> WHAT THE TASK REQUIRES:
Switch every "wind-barb-staff" to "wind-barb-shaft" in the entries, starting at the beginning and ending at the line containing "wind-direction-tick-label: 300 xyxy=(747,46,770,60)", and change nothing else.

[Start of PROVIDED RECORDS]

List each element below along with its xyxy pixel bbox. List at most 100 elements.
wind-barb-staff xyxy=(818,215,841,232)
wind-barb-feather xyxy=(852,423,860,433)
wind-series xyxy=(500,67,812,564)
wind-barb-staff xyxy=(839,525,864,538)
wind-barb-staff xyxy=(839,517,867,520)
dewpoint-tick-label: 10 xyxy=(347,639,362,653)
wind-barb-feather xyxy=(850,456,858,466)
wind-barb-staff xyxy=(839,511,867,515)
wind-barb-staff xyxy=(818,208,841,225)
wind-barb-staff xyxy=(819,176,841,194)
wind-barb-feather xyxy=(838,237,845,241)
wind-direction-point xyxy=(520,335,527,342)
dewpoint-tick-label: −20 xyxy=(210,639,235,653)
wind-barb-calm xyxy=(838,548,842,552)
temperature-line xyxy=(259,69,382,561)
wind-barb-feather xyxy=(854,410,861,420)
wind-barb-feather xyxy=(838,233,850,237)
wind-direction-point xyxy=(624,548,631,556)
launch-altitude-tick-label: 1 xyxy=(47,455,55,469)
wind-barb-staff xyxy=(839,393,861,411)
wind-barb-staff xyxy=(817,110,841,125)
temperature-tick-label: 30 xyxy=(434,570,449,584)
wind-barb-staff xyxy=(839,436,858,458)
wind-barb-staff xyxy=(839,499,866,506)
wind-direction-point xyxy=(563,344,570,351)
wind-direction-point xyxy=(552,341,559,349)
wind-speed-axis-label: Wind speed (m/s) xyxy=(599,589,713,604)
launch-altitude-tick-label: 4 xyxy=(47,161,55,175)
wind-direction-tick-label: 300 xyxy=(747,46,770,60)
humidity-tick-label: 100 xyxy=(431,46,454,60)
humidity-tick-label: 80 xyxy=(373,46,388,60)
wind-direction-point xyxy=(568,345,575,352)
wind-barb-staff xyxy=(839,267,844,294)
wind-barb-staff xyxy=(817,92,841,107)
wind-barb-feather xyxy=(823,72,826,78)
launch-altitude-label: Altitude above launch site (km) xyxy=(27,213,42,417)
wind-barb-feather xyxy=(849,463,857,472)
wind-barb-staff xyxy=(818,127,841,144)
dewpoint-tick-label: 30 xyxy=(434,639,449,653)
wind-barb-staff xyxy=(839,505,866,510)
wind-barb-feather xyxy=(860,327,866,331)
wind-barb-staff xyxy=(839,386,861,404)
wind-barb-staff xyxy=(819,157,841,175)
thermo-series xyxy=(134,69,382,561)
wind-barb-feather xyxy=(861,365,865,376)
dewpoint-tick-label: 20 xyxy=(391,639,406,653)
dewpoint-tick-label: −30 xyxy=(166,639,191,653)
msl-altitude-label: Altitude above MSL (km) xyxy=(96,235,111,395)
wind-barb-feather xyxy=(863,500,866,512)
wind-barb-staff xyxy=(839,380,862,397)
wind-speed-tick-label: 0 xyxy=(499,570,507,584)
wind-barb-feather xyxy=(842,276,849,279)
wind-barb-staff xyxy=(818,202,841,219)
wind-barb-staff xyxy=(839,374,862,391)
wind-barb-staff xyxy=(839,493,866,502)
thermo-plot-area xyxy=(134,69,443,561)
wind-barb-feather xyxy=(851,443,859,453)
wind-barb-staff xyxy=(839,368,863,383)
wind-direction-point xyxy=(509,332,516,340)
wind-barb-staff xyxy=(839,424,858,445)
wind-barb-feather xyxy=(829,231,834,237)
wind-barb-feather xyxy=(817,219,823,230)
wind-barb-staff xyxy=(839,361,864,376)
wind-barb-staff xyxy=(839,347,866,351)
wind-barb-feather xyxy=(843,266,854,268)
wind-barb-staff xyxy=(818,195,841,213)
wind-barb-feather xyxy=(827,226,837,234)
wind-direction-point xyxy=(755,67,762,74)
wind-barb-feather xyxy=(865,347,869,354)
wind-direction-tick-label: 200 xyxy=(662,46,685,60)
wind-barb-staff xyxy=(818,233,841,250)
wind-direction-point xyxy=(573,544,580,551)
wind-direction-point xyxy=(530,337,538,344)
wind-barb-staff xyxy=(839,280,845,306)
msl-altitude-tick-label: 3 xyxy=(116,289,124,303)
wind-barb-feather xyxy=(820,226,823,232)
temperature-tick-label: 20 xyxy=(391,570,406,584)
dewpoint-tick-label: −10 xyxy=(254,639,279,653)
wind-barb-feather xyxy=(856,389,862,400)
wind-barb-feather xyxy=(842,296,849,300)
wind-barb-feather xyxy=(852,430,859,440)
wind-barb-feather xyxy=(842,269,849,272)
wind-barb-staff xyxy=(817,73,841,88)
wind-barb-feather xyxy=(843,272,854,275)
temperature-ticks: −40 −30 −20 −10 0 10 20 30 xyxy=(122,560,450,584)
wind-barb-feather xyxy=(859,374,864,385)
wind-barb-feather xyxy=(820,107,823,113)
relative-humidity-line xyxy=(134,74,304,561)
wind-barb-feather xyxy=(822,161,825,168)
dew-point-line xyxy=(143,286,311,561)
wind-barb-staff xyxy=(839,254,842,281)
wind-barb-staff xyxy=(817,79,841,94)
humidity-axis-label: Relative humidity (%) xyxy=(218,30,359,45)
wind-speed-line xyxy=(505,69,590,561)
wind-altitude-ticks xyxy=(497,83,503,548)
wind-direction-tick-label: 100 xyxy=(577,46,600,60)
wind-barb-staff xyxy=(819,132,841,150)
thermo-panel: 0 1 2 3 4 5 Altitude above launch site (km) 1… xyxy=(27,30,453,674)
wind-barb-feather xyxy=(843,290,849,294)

[End of PROVIDED RECORDS]

> RESULT:
List each element below along with its xyxy pixel bbox. List at most 100 elements.
wind-barb-shaft xyxy=(818,215,841,232)
wind-barb-feather xyxy=(852,423,860,433)
wind-series xyxy=(500,67,812,564)
wind-barb-shaft xyxy=(839,525,864,538)
wind-barb-shaft xyxy=(839,517,867,520)
dewpoint-tick-label: 10 xyxy=(347,639,362,653)
wind-barb-feather xyxy=(850,456,858,466)
wind-barb-shaft xyxy=(839,511,867,515)
wind-barb-shaft xyxy=(818,208,841,225)
wind-barb-shaft xyxy=(819,176,841,194)
wind-barb-feather xyxy=(838,237,845,241)
wind-direction-point xyxy=(520,335,527,342)
dewpoint-tick-label: −20 xyxy=(210,639,235,653)
wind-barb-calm xyxy=(838,548,842,552)
temperature-line xyxy=(259,69,382,561)
wind-barb-feather xyxy=(854,410,861,420)
wind-barb-feather xyxy=(838,233,850,237)
wind-direction-point xyxy=(624,548,631,556)
launch-altitude-tick-label: 1 xyxy=(47,455,55,469)
wind-barb-shaft xyxy=(839,393,861,411)
wind-barb-shaft xyxy=(817,110,841,125)
temperature-tick-label: 30 xyxy=(434,570,449,584)
wind-barb-shaft xyxy=(839,436,858,458)
wind-barb-shaft xyxy=(839,499,866,506)
wind-direction-point xyxy=(563,344,570,351)
wind-direction-point xyxy=(552,341,559,349)
wind-speed-axis-label: Wind speed (m/s) xyxy=(599,589,713,604)
launch-altitude-tick-label: 4 xyxy=(47,161,55,175)
wind-direction-tick-label: 300 xyxy=(747,46,770,60)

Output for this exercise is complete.